- [Exercise instructions]:
Would you set down each line of the data below exactly?

[Transcript entries for document pages]
○ ○ ○ ○
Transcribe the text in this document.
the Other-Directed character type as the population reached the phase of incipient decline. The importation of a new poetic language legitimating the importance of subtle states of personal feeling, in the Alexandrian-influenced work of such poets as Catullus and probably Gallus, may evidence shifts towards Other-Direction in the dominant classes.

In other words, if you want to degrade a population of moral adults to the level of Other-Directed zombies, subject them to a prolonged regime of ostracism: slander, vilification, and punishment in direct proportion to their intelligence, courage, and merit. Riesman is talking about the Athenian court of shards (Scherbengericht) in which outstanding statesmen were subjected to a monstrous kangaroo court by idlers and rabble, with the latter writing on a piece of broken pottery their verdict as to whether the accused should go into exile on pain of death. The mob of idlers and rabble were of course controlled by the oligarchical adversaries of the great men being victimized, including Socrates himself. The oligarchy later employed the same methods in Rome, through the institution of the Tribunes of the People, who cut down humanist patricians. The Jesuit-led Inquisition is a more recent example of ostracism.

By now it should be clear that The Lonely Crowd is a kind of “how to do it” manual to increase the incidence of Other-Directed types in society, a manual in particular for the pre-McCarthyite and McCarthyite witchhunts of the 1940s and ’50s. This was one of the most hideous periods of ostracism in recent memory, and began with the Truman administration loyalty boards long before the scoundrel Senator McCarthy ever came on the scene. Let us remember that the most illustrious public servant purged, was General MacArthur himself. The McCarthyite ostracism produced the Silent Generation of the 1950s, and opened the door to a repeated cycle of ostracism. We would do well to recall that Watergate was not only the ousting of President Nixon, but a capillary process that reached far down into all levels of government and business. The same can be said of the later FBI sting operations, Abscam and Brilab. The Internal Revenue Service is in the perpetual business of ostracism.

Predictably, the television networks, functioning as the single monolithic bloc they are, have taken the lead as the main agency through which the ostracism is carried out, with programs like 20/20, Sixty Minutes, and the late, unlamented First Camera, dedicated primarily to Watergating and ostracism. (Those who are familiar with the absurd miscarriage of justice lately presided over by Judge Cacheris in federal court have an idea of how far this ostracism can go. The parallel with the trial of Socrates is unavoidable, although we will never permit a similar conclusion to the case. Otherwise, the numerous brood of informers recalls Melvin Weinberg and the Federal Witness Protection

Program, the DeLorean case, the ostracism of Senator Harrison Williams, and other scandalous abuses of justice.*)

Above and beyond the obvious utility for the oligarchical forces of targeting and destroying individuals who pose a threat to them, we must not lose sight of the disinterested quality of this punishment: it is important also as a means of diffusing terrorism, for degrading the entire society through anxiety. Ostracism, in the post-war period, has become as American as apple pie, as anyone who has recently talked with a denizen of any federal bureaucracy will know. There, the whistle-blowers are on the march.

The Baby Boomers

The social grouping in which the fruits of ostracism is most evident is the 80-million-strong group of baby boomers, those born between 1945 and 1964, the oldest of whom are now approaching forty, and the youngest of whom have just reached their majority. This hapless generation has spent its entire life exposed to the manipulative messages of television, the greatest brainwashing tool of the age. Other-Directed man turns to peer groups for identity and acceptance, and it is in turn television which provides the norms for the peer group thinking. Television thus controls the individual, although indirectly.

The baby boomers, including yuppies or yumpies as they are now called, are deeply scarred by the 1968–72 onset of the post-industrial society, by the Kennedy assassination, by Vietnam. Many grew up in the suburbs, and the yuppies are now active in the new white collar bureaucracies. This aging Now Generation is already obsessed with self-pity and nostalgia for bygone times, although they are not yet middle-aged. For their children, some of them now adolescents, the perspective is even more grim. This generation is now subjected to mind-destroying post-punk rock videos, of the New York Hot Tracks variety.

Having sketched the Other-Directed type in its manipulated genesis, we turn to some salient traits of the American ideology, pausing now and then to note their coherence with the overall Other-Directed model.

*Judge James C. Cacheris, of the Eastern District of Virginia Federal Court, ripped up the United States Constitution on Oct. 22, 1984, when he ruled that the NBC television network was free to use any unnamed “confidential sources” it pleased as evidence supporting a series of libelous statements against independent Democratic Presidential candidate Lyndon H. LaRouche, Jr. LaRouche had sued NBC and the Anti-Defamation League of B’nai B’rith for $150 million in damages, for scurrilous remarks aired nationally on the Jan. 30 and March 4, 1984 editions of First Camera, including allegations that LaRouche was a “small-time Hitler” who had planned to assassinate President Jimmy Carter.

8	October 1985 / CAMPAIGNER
○ ○ ○ ○
- [Result for this task]:
Transcribe the text in this document.
the Other-Directed character type as the population reached the phase of incipient decline. The importation of a new poetic language legitimating the importance of subtle states of personal feeling, in the Alexandrian-influenced work of such poets as Catullus and probably Gallus, may evidence shifts towards Other-Direction in the dominant classes.

In other words, if you want to degrade a population of moral adults to the level of Other-Directed zombies, subject them to a prolonged regime of ostracism: slander, vilification, and punishment in direct proportion to their intelligence, courage, and merit. Riesman is talking about the Athenian court of shards (Scherbengericht) in which outstanding statesmen were subjected to a monstrous kangaroo court by idlers and rabble, with the latter writing on a piece of broken pottery their verdict as to whether the accused should go into exile on pain of death. The mob of idlers and rabble were of course controlled by the oligarchical adversaries of the great men being victimized, including Socrates himself. The oligarchy later employed the same methods in Rome, through the institution of the Tribunes of the People, who cut down humanist patricians. The Jesuit-led Inquisition is a more recent example of ostracism.

By now it should be clear that The Lonely Crowd is a kind of “how to do it” manual to increase the incidence of Other-Directed types in society, a manual in particular for the pre-McCarthyite and McCarthyite witchhunts of the 1940s and ’50s. This was one of the most hideous periods of ostracism in recent memory, and began with the Truman administration loyalty boards long before the scoundrel Senator McCarthy ever came on the scene. Let us remember that the most illustrious public servant purged, was General MacArthur himself. The McCarthyite ostracism produced the Silent Generation of the 1950s, and opened the door to a repeated cycle of ostracism. We would do well to recall that Watergate was not only the ousting of President Nixon, but a capillary process that reached far down into all levels of government and business. The same can be said of the later FBI sting operations, Abscam and Brilab. The Internal Revenue Service is in the perpetual business of ostracism.

Predictably, the television networks, functioning as the single monolithic bloc they are, have taken the lead as the main agency through which the ostracism is carried out, with programs like 20/20, Sixty Minutes, and the late, unlamented First Camera, dedicated primarily to Watergating and ostracism. (Those who are familiar with the absurd miscarriage of justice lately presided over by Judge Cacheris in federal court have an idea of how far this ostracism can go. The parallel with the trial of Socrates is unavoidable, although we will never permit a similar conclusion to the case. Otherwise, the numerous brood of informers recalls Melvin Weinberg and the Federal Witness Protection

Program, the DeLorean case, the ostracism of Senator Harrison Williams, and other scandalous abuses of justice.*)

Above and beyond the obvious utility for the oligarchical forces of targeting and destroying individuals who pose a threat to them, we must not lose sight of the disinterested quality of this punishment: it is important also as a means of diffusing terrorism, for degrading the entire society through anxiety. Ostracism, in the post-war period, has become as American as apple pie, as anyone who has recently talked with a denizen of any federal bureaucracy will know. There, the whistle-blowers are on the march.

The Baby Boomers

The social grouping in which the fruits of ostracism is most evident is the 80-million-strong group of baby boomers, those born between 1945 and 1964, the oldest of whom are now approaching forty, and the youngest of whom have just reached their majority. This hapless generation has spent its entire life exposed to the manipulative messages of television, the greatest brainwashing tool of the age. Other-Directed man turns to peer groups for identity and acceptance, and it is in turn television which provides the norms for the peer group thinking. Television thus controls the individual, although indirectly.

The baby boomers, including yuppies or yumpies as they are now called, are deeply scarred by the 1968–72 onset of the post-industrial society, by the Kennedy assassination, by Vietnam. Many grew up in the suburbs, and the yuppies are now active in the new white collar bureaucracies. This aging Now Generation is already obsessed with self-pity and nostalgia for bygone times, although they are not yet middle-aged. For their children, some of them now adolescents, the perspective is even more grim. This generation is now subjected to mind-destroying post-punk rock videos, of the New York Hot Tracks variety.

Having sketched the Other-Directed type in its manipulated genesis, we turn to some salient traits of the American ideology, pausing now and then to note their coherence with the overall Other-Directed model.

*Judge James C. Cacheris, of the Eastern District of Virginia Federal Court, ripped up the United States Constitution on Oct. 22, 1984, when he ruled that the NBC television network was free to use any unnamed “confidential sources” it pleased as evidence supporting a series of libelous statements against independent Democratic Presidential candidate Lyndon H. LaRouche, Jr. LaRouche had sued NBC and the Anti-Defamation League of B’nai B’rith for $150 million in damages, for scurrilous remarks aired nationally on the Jan. 30 and March 4, 1984 editions of First Camera, including allegations that LaRouche was a “small-time Hitler” who had planned to assassinate President Jimmy Carter.

8	October 1985 / CAMPAIGNER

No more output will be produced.